Stored data:
****

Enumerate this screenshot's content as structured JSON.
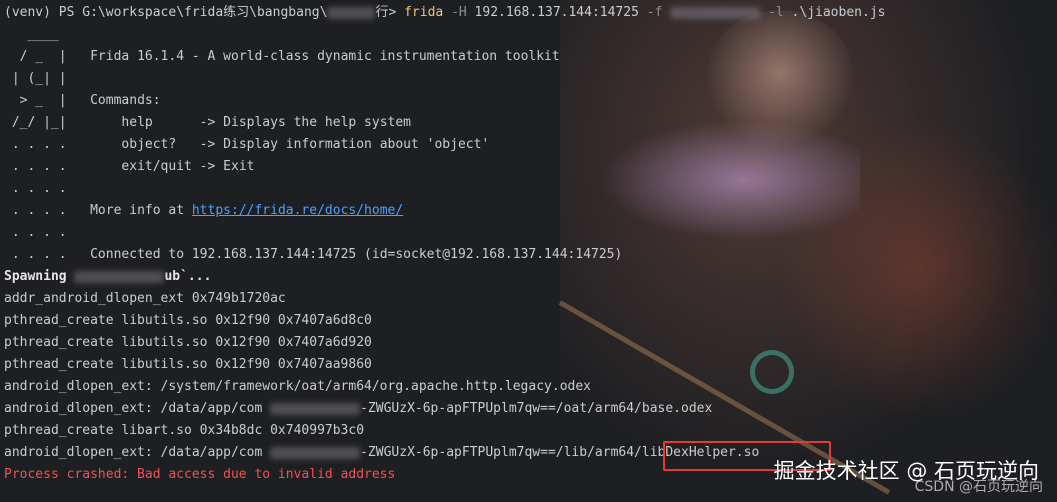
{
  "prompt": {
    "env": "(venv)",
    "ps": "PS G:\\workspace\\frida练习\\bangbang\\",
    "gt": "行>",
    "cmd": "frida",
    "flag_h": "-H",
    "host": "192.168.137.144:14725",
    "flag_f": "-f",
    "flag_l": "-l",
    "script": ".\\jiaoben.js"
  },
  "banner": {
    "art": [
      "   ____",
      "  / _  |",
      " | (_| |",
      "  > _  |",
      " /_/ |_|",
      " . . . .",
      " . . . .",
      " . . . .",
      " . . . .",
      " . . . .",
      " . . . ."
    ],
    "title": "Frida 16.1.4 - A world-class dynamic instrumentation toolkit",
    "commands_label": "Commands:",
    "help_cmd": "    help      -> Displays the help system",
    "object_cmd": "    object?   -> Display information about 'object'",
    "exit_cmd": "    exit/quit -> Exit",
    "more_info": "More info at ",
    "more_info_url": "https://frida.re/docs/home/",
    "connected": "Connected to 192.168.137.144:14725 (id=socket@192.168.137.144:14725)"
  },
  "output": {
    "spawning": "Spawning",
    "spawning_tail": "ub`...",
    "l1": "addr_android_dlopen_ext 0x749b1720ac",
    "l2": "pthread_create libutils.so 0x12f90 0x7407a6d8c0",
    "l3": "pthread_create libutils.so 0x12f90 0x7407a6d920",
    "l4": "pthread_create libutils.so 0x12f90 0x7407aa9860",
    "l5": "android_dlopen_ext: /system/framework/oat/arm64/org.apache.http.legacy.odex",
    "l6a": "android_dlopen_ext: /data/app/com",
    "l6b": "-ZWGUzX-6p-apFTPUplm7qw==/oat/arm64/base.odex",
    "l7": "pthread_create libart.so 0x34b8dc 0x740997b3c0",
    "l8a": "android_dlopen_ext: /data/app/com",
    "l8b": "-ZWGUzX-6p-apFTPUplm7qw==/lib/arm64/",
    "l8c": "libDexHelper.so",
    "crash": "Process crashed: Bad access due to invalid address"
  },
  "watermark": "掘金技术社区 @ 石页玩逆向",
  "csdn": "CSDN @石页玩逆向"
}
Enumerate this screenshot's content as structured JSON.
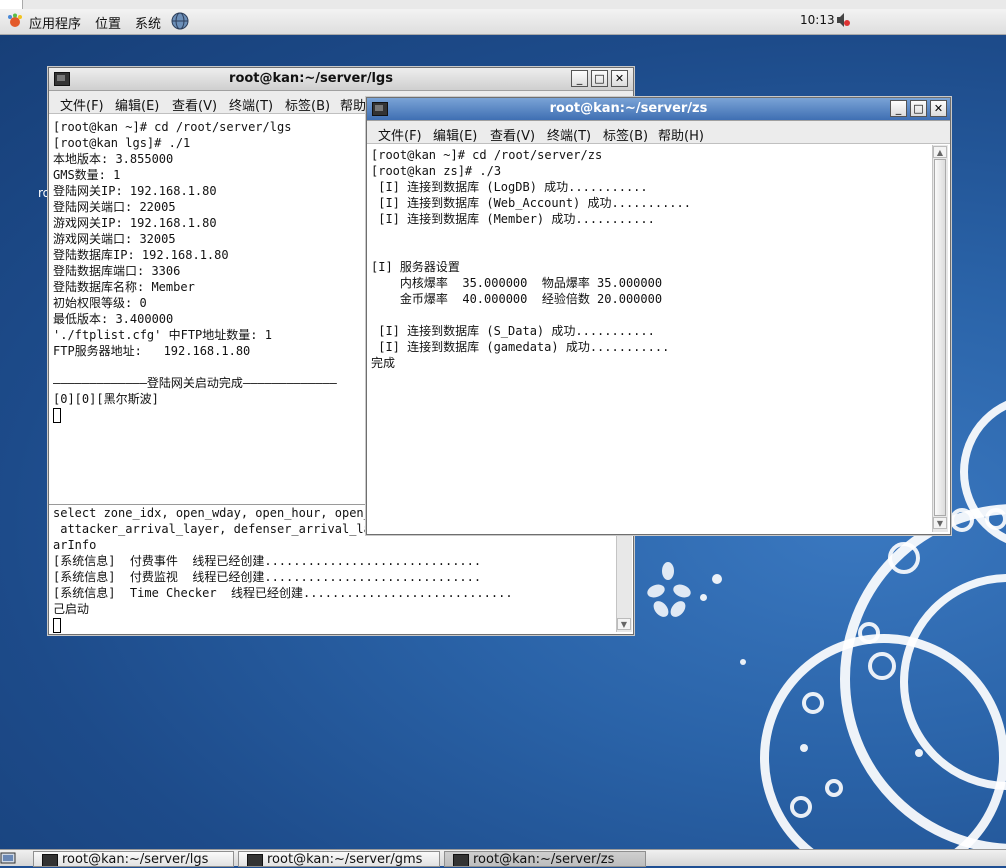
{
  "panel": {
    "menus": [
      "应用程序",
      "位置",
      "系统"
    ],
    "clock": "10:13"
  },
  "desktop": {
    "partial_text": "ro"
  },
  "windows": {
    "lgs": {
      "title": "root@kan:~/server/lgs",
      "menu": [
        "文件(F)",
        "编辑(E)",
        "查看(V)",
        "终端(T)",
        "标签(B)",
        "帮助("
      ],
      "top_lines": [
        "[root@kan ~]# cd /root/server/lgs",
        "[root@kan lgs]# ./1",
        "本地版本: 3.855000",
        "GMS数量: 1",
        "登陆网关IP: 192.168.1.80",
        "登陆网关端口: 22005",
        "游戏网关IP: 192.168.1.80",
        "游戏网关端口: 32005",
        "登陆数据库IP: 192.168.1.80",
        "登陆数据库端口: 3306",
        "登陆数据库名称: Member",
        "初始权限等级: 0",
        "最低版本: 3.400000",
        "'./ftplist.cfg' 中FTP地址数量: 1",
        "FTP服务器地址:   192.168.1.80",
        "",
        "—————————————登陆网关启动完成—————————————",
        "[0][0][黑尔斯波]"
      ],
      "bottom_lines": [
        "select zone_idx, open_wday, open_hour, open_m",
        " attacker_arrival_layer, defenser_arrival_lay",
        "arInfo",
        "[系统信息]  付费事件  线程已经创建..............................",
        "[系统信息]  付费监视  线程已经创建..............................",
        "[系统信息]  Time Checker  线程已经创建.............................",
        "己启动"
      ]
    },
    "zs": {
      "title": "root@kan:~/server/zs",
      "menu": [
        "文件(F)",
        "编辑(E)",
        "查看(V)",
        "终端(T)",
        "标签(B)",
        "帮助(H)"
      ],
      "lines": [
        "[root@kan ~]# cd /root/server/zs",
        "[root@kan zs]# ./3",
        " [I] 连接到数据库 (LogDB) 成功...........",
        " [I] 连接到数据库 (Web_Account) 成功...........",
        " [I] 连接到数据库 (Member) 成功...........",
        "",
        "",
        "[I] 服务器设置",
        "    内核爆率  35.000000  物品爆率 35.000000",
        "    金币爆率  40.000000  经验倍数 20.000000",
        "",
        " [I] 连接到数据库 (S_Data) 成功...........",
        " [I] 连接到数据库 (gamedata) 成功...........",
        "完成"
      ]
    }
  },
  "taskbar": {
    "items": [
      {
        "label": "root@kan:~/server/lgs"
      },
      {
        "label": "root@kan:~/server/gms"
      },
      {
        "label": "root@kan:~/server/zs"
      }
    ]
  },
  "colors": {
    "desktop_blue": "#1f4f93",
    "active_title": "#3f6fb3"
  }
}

****

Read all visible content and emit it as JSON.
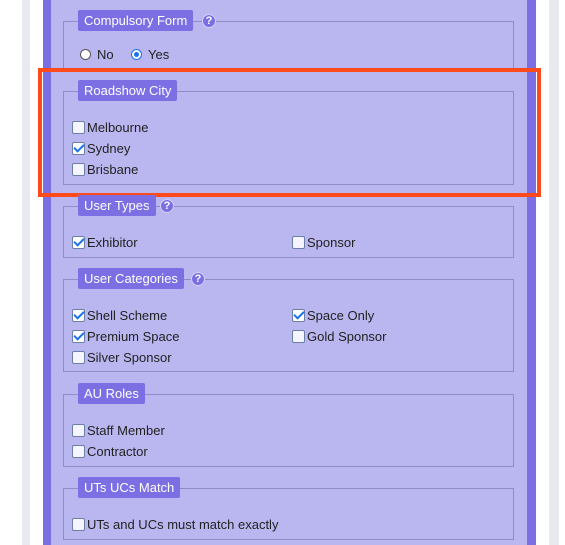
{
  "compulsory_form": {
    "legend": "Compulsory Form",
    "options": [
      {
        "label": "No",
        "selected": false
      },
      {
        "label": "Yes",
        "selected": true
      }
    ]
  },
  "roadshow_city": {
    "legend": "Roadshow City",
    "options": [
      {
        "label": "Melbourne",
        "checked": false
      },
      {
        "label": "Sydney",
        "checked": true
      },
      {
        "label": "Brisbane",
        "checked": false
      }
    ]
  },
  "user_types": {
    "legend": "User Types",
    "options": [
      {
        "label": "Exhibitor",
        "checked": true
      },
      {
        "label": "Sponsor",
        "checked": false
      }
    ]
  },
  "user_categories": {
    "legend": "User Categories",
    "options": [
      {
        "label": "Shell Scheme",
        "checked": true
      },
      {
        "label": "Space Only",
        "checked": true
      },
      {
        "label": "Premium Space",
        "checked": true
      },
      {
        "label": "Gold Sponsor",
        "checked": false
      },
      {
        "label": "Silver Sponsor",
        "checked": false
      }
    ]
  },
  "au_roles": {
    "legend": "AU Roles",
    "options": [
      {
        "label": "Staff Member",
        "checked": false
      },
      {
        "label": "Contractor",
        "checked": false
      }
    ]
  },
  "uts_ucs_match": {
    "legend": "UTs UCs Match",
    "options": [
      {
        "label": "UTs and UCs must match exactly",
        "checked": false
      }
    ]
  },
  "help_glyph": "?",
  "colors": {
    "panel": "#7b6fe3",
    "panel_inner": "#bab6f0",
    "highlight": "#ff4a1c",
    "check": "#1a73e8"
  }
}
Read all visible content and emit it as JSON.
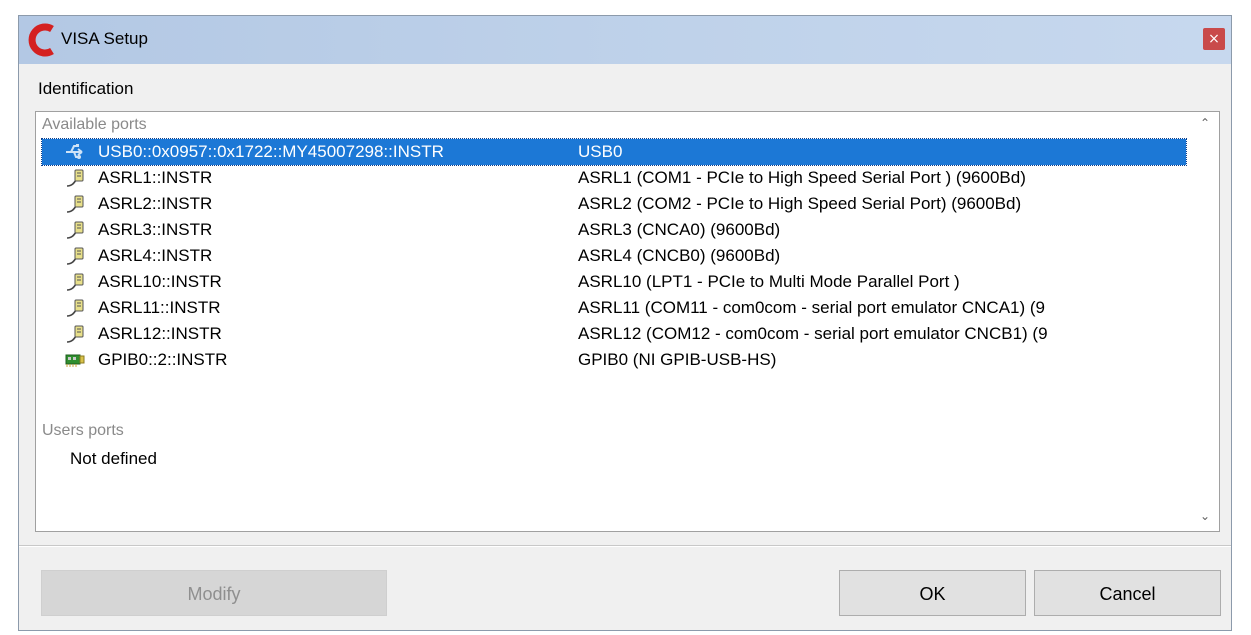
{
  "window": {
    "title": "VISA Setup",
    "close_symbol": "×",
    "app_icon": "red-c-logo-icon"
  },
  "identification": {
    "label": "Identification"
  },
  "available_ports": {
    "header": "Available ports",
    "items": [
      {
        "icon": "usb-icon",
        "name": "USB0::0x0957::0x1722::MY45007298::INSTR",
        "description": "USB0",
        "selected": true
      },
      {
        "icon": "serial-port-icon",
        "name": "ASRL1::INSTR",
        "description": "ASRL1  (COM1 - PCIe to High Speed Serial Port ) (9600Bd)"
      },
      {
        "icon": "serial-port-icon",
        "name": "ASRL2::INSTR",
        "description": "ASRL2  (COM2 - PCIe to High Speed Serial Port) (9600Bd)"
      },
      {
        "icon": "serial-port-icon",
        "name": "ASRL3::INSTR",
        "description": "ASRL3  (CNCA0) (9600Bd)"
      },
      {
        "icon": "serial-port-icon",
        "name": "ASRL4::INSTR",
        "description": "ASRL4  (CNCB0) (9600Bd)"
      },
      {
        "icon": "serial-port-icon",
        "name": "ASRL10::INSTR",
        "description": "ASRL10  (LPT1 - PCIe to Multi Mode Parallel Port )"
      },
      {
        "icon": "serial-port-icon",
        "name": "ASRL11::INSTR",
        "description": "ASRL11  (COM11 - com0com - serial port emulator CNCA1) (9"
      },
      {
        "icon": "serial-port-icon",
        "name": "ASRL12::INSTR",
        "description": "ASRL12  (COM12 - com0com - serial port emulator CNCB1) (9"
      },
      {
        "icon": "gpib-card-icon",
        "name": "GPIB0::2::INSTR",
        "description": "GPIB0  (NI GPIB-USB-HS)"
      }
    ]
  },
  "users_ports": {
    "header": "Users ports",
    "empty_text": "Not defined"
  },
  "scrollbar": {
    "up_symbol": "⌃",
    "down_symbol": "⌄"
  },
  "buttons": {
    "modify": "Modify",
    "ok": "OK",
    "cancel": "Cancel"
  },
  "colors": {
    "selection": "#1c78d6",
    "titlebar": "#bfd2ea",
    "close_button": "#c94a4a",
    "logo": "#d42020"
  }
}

****

WHAT YOU ARE ASKED TO DO = Gather each line from the listing above that holds "odex".

EXERCISE RESPONSE =
    "l5": "android_dlopen_ext: /system/framework/oat/arm64/org.apache.http.legacy.odex",
    "l6b": "-ZWGUzX-6p-apFTPUplm7qw==/oat/arm64/base.odex",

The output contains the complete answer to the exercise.